(Set problem) Print the lines in the records below, from the line holding "file-explorer-icon[interactable]: [638, 728, 684, 768]" through the line holding "browser-tab[interactable]: University Admit", inclusive, keeping each line identical to the original.

**** Supplied material ****

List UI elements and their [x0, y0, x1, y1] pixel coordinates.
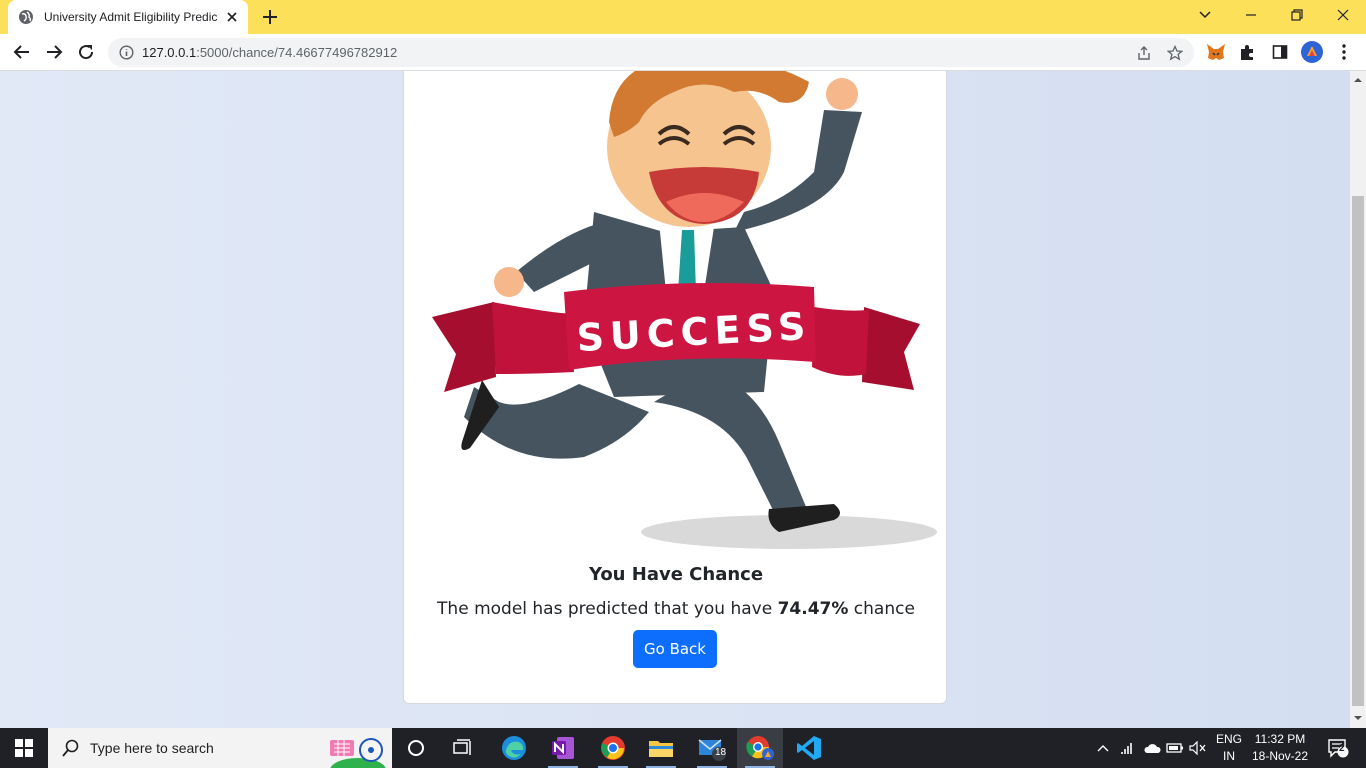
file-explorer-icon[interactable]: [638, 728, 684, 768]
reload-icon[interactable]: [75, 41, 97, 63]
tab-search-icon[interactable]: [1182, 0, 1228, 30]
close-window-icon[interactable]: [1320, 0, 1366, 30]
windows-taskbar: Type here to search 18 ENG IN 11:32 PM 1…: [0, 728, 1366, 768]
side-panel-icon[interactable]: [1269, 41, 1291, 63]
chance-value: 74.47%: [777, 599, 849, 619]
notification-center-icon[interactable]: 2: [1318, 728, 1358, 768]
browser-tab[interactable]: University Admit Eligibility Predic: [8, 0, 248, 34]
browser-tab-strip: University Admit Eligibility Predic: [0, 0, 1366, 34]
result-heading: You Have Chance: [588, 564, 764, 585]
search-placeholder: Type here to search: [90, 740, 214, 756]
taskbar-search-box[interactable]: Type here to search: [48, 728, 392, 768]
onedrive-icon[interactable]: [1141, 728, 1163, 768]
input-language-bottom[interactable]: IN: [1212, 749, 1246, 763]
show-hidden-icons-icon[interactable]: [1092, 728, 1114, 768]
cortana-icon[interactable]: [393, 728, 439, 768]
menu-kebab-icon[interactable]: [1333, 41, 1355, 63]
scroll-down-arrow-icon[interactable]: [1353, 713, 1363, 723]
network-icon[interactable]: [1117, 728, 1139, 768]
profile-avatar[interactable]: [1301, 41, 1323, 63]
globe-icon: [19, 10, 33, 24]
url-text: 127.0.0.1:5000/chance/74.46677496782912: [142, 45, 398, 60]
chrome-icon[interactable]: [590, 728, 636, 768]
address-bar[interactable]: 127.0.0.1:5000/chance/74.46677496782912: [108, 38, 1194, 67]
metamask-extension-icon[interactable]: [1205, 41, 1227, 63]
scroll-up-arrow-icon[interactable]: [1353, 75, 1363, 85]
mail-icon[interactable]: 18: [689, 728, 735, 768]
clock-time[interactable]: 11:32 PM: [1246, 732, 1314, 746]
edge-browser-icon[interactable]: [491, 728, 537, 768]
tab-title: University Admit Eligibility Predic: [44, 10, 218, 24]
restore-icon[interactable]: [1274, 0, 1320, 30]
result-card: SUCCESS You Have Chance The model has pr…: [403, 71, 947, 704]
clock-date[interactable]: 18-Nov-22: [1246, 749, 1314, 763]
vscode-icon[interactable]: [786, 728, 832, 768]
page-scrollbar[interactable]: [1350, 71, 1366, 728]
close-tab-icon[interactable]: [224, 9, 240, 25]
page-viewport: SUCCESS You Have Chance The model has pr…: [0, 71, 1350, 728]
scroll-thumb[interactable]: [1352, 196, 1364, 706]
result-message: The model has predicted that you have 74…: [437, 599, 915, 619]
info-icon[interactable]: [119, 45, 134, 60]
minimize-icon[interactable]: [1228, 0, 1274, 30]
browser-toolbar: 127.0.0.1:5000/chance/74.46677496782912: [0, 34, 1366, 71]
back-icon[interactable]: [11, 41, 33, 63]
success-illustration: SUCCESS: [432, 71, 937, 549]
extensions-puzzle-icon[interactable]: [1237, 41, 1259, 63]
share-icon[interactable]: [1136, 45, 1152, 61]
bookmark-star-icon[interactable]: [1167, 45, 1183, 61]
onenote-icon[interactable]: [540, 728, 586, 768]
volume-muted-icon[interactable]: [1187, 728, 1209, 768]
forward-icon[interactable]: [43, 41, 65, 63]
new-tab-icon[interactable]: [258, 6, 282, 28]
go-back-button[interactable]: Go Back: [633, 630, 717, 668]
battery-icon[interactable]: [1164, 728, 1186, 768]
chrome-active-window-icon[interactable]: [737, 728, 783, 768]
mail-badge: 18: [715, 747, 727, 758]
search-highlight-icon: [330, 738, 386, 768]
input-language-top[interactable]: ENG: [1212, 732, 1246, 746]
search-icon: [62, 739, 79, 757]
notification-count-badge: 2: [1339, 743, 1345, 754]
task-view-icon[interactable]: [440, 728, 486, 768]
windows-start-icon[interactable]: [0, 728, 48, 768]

****
**** Supplied material ****

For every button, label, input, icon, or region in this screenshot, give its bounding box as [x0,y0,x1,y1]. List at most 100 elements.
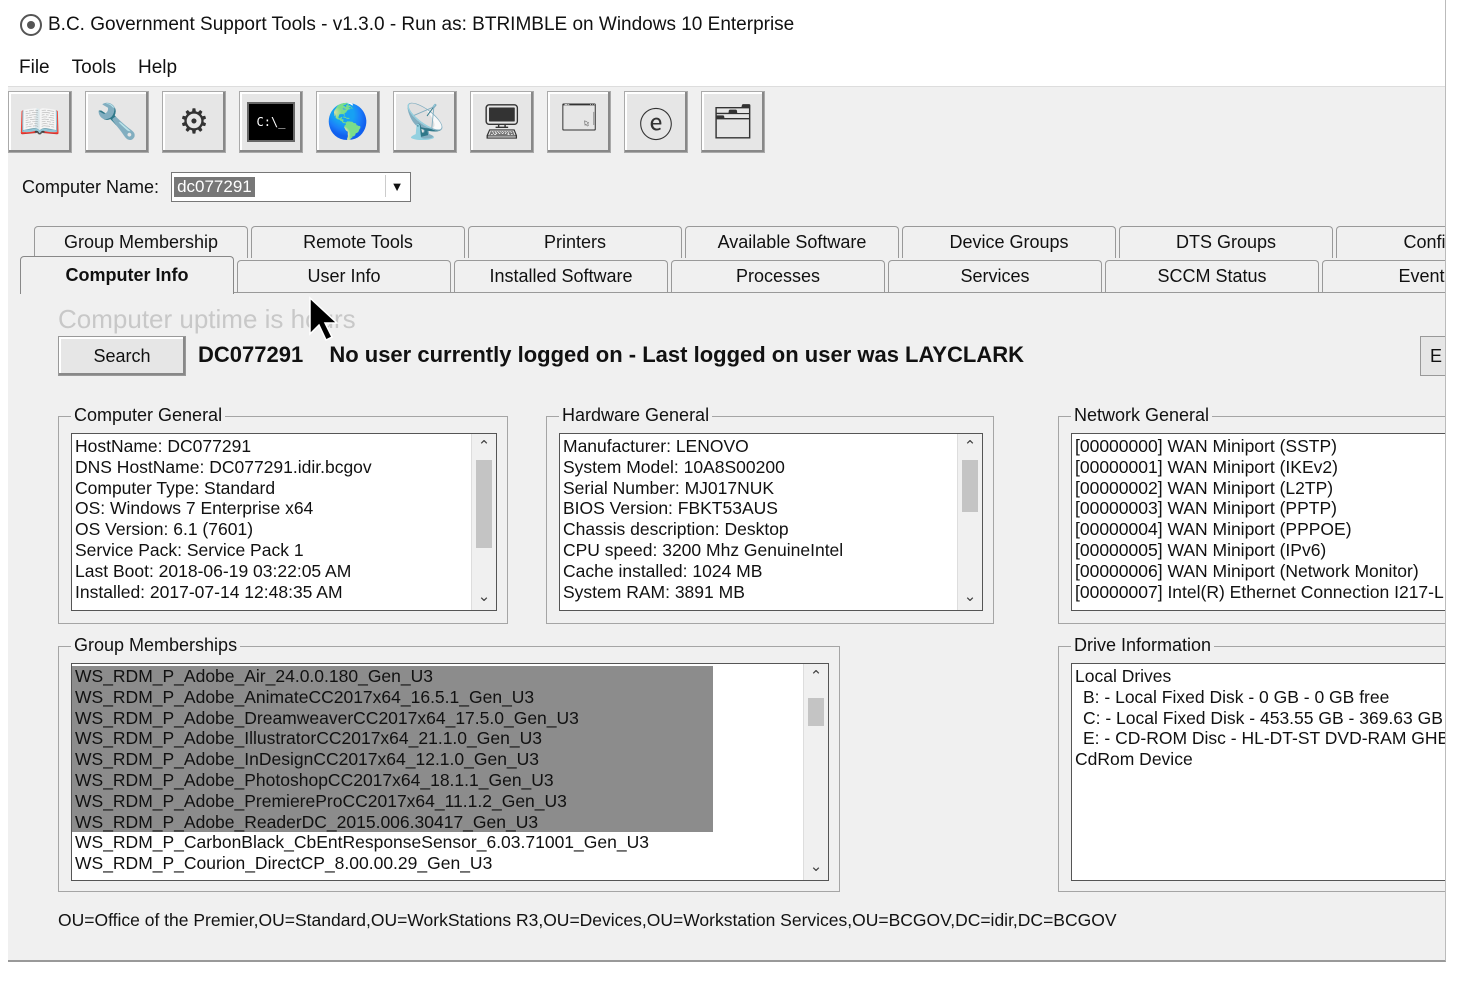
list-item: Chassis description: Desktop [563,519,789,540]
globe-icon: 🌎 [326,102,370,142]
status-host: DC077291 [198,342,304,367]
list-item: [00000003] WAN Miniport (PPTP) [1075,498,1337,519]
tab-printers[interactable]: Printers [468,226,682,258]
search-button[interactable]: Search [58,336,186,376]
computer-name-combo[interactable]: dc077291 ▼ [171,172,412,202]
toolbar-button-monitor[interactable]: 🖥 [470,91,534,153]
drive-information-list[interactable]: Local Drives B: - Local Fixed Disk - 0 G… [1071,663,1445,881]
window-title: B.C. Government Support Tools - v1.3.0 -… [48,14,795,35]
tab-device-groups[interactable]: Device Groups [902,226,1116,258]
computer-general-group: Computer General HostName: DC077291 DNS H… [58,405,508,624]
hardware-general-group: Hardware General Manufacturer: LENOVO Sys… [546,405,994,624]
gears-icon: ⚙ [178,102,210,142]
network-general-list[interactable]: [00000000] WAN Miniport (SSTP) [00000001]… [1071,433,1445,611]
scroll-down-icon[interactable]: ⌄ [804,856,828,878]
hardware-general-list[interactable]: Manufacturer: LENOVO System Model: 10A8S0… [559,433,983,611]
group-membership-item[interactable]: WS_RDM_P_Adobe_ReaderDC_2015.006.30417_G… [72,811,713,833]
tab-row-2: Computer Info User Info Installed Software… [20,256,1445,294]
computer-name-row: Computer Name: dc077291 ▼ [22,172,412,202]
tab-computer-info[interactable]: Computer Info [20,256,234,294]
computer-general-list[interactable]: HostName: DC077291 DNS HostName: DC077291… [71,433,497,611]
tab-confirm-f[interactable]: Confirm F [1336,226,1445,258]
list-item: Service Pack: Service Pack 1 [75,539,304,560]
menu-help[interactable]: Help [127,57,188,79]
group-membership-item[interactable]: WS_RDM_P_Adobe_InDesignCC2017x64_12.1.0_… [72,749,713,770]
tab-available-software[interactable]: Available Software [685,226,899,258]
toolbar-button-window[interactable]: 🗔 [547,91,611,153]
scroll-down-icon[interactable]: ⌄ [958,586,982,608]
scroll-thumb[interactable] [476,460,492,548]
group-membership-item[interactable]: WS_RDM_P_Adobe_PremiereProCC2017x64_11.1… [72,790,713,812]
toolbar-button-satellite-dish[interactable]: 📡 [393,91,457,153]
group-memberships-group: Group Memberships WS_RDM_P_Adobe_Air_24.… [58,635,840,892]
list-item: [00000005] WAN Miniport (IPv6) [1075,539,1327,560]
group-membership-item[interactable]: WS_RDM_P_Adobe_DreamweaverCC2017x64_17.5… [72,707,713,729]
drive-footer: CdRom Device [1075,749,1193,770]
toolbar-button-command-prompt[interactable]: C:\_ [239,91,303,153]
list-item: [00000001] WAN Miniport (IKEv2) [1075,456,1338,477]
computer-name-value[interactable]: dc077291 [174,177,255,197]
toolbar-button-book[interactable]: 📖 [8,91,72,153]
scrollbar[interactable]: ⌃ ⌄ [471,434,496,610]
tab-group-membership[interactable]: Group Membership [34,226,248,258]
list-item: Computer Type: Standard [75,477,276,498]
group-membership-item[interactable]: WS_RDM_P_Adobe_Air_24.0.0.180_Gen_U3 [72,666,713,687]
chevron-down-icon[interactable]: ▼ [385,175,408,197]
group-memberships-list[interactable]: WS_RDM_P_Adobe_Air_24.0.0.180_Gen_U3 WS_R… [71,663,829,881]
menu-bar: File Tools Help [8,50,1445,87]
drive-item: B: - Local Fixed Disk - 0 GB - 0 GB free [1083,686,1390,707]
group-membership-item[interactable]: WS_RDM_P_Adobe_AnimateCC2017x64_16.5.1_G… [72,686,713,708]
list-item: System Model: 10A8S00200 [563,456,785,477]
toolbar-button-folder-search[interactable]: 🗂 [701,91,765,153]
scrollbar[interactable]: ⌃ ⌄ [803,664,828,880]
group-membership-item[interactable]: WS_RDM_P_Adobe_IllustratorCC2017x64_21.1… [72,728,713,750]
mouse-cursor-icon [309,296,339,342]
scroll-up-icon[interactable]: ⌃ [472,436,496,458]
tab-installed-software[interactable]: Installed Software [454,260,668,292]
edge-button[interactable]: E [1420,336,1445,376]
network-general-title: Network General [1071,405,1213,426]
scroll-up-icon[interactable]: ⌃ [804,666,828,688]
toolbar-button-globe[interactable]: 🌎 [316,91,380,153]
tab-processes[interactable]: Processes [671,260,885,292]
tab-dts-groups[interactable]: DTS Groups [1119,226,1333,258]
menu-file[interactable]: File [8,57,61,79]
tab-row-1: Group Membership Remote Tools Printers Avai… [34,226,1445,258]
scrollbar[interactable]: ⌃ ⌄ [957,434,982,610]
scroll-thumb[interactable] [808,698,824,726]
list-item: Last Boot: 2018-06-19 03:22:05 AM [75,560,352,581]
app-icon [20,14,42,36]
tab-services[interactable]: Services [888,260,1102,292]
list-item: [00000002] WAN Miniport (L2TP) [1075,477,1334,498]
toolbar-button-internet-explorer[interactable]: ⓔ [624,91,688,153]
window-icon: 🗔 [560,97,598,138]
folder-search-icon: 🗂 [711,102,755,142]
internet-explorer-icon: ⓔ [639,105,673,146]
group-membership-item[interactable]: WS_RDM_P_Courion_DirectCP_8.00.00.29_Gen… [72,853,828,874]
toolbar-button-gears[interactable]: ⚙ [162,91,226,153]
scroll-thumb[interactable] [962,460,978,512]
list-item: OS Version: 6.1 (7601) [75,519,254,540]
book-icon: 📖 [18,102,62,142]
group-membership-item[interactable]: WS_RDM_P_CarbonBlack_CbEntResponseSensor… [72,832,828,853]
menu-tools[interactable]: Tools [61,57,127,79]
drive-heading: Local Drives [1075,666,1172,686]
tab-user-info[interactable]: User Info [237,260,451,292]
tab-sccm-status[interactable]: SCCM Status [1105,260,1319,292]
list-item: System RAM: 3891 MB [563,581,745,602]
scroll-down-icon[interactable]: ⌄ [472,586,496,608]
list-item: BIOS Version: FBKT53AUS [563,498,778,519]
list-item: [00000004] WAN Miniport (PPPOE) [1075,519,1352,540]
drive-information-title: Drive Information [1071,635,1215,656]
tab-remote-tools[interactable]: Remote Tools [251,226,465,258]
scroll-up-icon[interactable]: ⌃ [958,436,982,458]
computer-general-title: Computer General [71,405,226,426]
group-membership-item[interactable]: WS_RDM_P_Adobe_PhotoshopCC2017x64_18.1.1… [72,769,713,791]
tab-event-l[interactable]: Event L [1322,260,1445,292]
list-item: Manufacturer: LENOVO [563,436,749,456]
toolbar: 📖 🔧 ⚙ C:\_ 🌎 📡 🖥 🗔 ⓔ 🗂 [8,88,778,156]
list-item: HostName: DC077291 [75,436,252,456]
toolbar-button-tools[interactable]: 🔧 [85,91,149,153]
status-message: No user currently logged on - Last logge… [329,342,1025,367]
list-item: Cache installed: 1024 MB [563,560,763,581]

****

(Result for this task)
file-explorer-icon[interactable]: [638, 728, 684, 768]
reload-icon[interactable]: [75, 41, 97, 63]
tab-search-icon[interactable]: [1182, 0, 1228, 30]
close-window-icon[interactable]: [1320, 0, 1366, 30]
windows-taskbar: Type here to search 18 ENG IN 11:32 PM 1…: [0, 728, 1366, 768]
side-panel-icon[interactable]: [1269, 41, 1291, 63]
chance-value: 74.47%: [777, 599, 849, 619]
notification-center-icon[interactable]: 2: [1318, 728, 1358, 768]
browser-tab[interactable]: University Admit Eligibility Predic: [8, 0, 248, 34]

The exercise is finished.